Task prompt> Copy every record word for word.

Information provided>
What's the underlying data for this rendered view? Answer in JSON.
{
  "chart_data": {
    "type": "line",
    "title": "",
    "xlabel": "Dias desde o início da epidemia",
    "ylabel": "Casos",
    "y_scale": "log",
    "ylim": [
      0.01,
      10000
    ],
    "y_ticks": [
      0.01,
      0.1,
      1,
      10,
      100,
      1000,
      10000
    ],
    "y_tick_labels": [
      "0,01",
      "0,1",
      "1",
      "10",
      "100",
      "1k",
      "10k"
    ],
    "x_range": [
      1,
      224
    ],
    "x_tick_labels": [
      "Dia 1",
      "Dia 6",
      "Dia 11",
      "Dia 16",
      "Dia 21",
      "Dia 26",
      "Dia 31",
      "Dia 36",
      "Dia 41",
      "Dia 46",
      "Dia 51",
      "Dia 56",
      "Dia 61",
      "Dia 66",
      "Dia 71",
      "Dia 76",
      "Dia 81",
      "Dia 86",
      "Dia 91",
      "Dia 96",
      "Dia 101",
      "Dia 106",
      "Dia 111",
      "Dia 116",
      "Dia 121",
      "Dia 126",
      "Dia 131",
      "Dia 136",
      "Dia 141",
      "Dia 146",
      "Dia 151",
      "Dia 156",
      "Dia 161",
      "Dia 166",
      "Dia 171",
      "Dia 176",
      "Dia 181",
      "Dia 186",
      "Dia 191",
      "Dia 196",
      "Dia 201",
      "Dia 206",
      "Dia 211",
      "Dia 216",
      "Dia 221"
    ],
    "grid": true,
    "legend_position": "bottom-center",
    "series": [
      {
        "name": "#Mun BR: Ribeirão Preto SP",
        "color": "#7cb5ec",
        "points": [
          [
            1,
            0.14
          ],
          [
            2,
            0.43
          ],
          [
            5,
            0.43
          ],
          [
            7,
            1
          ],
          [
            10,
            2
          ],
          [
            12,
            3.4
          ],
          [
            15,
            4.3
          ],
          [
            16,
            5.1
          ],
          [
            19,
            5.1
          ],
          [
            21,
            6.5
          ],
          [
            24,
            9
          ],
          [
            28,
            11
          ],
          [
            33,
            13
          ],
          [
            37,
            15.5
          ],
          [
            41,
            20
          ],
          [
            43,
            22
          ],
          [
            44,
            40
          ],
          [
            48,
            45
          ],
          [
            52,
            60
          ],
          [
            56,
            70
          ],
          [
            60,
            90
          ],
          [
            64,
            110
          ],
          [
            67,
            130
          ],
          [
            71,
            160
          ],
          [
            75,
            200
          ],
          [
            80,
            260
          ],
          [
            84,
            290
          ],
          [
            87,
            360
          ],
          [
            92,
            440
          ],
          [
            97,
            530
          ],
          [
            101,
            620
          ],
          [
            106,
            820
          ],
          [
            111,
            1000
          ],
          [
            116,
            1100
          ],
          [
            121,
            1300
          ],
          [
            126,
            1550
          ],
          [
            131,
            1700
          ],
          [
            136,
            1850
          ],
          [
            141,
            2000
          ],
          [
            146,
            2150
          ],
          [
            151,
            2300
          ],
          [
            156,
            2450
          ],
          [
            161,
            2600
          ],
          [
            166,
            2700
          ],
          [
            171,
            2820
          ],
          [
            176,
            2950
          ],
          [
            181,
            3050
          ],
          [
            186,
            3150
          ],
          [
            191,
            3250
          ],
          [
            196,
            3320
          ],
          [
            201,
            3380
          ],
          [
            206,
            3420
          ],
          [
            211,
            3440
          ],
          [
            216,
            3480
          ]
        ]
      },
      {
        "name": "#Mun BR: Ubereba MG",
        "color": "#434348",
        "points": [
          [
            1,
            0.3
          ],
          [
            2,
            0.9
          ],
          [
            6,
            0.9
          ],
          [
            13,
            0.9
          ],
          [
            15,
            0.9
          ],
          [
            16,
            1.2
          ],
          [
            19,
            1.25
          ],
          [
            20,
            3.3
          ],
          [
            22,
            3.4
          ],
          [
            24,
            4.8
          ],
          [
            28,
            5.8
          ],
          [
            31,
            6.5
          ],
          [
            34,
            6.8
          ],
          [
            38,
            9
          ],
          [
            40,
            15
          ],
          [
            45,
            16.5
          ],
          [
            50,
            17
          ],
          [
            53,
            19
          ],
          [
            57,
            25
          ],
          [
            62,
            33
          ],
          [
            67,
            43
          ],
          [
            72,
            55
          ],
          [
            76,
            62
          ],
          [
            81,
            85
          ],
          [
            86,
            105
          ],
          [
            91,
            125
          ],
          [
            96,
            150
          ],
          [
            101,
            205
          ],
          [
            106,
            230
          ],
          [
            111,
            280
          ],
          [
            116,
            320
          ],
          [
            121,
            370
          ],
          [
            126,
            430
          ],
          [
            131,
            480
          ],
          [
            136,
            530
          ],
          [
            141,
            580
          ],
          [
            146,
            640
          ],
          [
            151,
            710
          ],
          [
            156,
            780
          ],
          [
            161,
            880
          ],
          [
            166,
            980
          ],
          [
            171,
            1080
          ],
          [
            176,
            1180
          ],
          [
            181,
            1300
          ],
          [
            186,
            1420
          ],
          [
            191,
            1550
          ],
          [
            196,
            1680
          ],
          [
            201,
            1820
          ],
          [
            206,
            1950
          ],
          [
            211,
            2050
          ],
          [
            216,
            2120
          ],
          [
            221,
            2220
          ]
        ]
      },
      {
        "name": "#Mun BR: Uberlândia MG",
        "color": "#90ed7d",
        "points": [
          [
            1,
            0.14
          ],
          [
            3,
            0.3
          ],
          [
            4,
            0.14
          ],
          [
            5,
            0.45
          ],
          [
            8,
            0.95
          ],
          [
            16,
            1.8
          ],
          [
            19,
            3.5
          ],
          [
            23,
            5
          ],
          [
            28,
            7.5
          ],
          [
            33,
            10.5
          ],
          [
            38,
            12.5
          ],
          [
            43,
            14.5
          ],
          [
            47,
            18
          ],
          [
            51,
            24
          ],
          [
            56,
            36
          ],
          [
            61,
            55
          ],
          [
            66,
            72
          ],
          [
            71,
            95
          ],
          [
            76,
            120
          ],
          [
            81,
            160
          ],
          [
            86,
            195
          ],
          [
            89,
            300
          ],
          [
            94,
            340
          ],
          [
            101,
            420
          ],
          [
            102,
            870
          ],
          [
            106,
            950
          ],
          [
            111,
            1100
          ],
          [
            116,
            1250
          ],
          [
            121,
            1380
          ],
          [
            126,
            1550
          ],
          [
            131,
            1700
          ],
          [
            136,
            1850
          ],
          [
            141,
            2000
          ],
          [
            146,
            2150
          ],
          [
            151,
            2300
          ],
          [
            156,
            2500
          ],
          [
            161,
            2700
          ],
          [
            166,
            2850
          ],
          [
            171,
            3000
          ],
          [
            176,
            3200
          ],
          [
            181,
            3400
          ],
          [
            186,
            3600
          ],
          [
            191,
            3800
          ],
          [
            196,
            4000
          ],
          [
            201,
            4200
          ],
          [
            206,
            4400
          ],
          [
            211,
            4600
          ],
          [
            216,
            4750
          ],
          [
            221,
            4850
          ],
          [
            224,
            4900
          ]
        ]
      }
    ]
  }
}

Result of the exercise>
What's the underlying data for this rendered view? Answer in JSON.
{
  "chart_data": {
    "type": "line",
    "title": "",
    "xlabel": "Dias desde o início da epidemia",
    "ylabel": "Casos",
    "y_scale": "log",
    "ylim": [
      0.01,
      10000
    ],
    "y_ticks": [
      0.01,
      0.1,
      1,
      10,
      100,
      1000,
      10000
    ],
    "y_tick_labels": [
      "0,01",
      "0,1",
      "1",
      "10",
      "100",
      "1k",
      "10k"
    ],
    "x_range": [
      1,
      224
    ],
    "x_tick_labels": [
      "Dia 1",
      "Dia 6",
      "Dia 11",
      "Dia 16",
      "Dia 21",
      "Dia 26",
      "Dia 31",
      "Dia 36",
      "Dia 41",
      "Dia 46",
      "Dia 51",
      "Dia 56",
      "Dia 61",
      "Dia 66",
      "Dia 71",
      "Dia 76",
      "Dia 81",
      "Dia 86",
      "Dia 91",
      "Dia 96",
      "Dia 101",
      "Dia 106",
      "Dia 111",
      "Dia 116",
      "Dia 121",
      "Dia 126",
      "Dia 131",
      "Dia 136",
      "Dia 141",
      "Dia 146",
      "Dia 151",
      "Dia 156",
      "Dia 161",
      "Dia 166",
      "Dia 171",
      "Dia 176",
      "Dia 181",
      "Dia 186",
      "Dia 191",
      "Dia 196",
      "Dia 201",
      "Dia 206",
      "Dia 211",
      "Dia 216",
      "Dia 221"
    ],
    "grid": true,
    "legend_position": "bottom-center",
    "series": [
      {
        "name": "#Mun BR: Ribeirão Preto SP",
        "color": "#7cb5ec",
        "points": [
          [
            1,
            0.14
          ],
          [
            2,
            0.43
          ],
          [
            5,
            0.43
          ],
          [
            7,
            1
          ],
          [
            10,
            2
          ],
          [
            12,
            3.4
          ],
          [
            15,
            4.3
          ],
          [
            16,
            5.1
          ],
          [
            19,
            5.1
          ],
          [
            21,
            6.5
          ],
          [
            24,
            9
          ],
          [
            28,
            11
          ],
          [
            33,
            13
          ],
          [
            37,
            15.5
          ],
          [
            41,
            20
          ],
          [
            43,
            22
          ],
          [
            44,
            40
          ],
          [
            48,
            45
          ],
          [
            52,
            60
          ],
          [
            56,
            70
          ],
          [
            60,
            90
          ],
          [
            64,
            110
          ],
          [
            67,
            130
          ],
          [
            71,
            160
          ],
          [
            75,
            200
          ],
          [
            80,
            260
          ],
          [
            84,
            290
          ],
          [
            87,
            360
          ],
          [
            92,
            440
          ],
          [
            97,
            530
          ],
          [
            101,
            620
          ],
          [
            106,
            820
          ],
          [
            111,
            1000
          ],
          [
            116,
            1100
          ],
          [
            121,
            1300
          ],
          [
            126,
            1550
          ],
          [
            131,
            1700
          ],
          [
            136,
            1850
          ],
          [
            141,
            2000
          ],
          [
            146,
            2150
          ],
          [
            151,
            2300
          ],
          [
            156,
            2450
          ],
          [
            161,
            2600
          ],
          [
            166,
            2700
          ],
          [
            171,
            2820
          ],
          [
            176,
            2950
          ],
          [
            181,
            3050
          ],
          [
            186,
            3150
          ],
          [
            191,
            3250
          ],
          [
            196,
            3320
          ],
          [
            201,
            3380
          ],
          [
            206,
            3420
          ],
          [
            211,
            3440
          ],
          [
            216,
            3480
          ]
        ]
      },
      {
        "name": "#Mun BR: Ubereba MG",
        "color": "#434348",
        "points": [
          [
            1,
            0.3
          ],
          [
            2,
            0.9
          ],
          [
            6,
            0.9
          ],
          [
            13,
            0.9
          ],
          [
            15,
            0.9
          ],
          [
            16,
            1.2
          ],
          [
            19,
            1.25
          ],
          [
            20,
            3.3
          ],
          [
            22,
            3.4
          ],
          [
            24,
            4.8
          ],
          [
            28,
            5.8
          ],
          [
            31,
            6.5
          ],
          [
            34,
            6.8
          ],
          [
            38,
            9
          ],
          [
            40,
            15
          ],
          [
            45,
            16.5
          ],
          [
            50,
            17
          ],
          [
            53,
            19
          ],
          [
            57,
            25
          ],
          [
            62,
            33
          ],
          [
            67,
            43
          ],
          [
            72,
            55
          ],
          [
            76,
            62
          ],
          [
            81,
            85
          ],
          [
            86,
            105
          ],
          [
            91,
            125
          ],
          [
            96,
            150
          ],
          [
            101,
            205
          ],
          [
            106,
            230
          ],
          [
            111,
            280
          ],
          [
            116,
            320
          ],
          [
            121,
            370
          ],
          [
            126,
            430
          ],
          [
            131,
            480
          ],
          [
            136,
            530
          ],
          [
            141,
            580
          ],
          [
            146,
            640
          ],
          [
            151,
            710
          ],
          [
            156,
            780
          ],
          [
            161,
            880
          ],
          [
            166,
            980
          ],
          [
            171,
            1080
          ],
          [
            176,
            1180
          ],
          [
            181,
            1300
          ],
          [
            186,
            1420
          ],
          [
            191,
            1550
          ],
          [
            196,
            1680
          ],
          [
            201,
            1820
          ],
          [
            206,
            1950
          ],
          [
            211,
            2050
          ],
          [
            216,
            2120
          ],
          [
            221,
            2220
          ]
        ]
      },
      {
        "name": "#Mun BR: Uberlândia MG",
        "color": "#90ed7d",
        "points": [
          [
            1,
            0.14
          ],
          [
            3,
            0.3
          ],
          [
            4,
            0.14
          ],
          [
            5,
            0.45
          ],
          [
            8,
            0.95
          ],
          [
            16,
            1.8
          ],
          [
            19,
            3.5
          ],
          [
            23,
            5
          ],
          [
            28,
            7.5
          ],
          [
            33,
            10.5
          ],
          [
            38,
            12.5
          ],
          [
            43,
            14.5
          ],
          [
            47,
            18
          ],
          [
            51,
            24
          ],
          [
            56,
            36
          ],
          [
            61,
            55
          ],
          [
            66,
            72
          ],
          [
            71,
            95
          ],
          [
            76,
            120
          ],
          [
            81,
            160
          ],
          [
            86,
            195
          ],
          [
            89,
            300
          ],
          [
            94,
            340
          ],
          [
            101,
            420
          ],
          [
            102,
            870
          ],
          [
            106,
            950
          ],
          [
            111,
            1100
          ],
          [
            116,
            1250
          ],
          [
            121,
            1380
          ],
          [
            126,
            1550
          ],
          [
            131,
            1700
          ],
          [
            136,
            1850
          ],
          [
            141,
            2000
          ],
          [
            146,
            2150
          ],
          [
            151,
            2300
          ],
          [
            156,
            2500
          ],
          [
            161,
            2700
          ],
          [
            166,
            2850
          ],
          [
            171,
            3000
          ],
          [
            176,
            3200
          ],
          [
            181,
            3400
          ],
          [
            186,
            3600
          ],
          [
            191,
            3800
          ],
          [
            196,
            4000
          ],
          [
            201,
            4200
          ],
          [
            206,
            4400
          ],
          [
            211,
            4600
          ],
          [
            216,
            4750
          ],
          [
            221,
            4850
          ],
          [
            224,
            4900
          ]
        ]
      }
    ]
  }
}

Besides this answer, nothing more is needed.